# [Written exercise]
Return every line of the data below that includes the string "公子诚一开口".
== Records ==
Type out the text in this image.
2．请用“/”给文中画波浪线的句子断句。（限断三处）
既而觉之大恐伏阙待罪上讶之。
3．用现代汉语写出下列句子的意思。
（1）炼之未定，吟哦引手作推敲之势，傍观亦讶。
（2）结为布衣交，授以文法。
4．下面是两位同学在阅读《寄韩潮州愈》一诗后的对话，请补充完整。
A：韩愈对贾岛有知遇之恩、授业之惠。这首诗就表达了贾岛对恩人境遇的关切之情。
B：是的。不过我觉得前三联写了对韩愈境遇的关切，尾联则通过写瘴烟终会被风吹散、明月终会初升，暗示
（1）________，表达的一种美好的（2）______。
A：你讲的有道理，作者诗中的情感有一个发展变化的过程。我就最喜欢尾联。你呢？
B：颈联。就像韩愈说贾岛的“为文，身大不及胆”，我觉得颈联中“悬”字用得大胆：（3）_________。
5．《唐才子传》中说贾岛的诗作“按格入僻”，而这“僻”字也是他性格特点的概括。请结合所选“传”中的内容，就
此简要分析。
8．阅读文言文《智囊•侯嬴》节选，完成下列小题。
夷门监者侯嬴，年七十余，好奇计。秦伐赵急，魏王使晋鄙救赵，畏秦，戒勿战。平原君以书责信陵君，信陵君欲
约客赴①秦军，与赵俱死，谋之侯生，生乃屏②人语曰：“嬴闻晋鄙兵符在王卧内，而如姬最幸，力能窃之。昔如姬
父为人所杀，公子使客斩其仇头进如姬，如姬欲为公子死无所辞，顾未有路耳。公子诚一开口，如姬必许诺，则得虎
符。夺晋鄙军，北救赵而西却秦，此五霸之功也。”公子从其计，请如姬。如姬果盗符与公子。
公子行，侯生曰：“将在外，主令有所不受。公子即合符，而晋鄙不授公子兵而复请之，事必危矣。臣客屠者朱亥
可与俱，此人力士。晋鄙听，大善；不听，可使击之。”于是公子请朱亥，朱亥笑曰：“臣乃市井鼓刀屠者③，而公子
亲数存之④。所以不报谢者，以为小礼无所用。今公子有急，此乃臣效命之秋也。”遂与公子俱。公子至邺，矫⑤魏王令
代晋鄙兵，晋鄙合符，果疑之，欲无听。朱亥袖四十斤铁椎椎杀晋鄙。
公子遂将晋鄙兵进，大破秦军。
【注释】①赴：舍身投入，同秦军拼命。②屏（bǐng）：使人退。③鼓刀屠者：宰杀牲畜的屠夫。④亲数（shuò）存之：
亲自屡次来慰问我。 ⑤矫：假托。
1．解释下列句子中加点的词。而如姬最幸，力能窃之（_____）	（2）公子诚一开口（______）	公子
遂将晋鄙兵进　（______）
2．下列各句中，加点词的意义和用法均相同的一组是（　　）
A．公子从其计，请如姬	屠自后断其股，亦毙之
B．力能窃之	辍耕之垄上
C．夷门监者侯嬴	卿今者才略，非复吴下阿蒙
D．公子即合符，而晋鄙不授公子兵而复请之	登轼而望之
===
# [Finished task]
父为人所杀，公子使客斩其仇头进如姬，如姬欲为公子死无所辞，顾未有路耳。公子诚一开口，如姬必许诺，则得虎
1．解释下列句子中加点的词。而如姬最幸，力能窃之（_____）	（2）公子诚一开口（______）	公子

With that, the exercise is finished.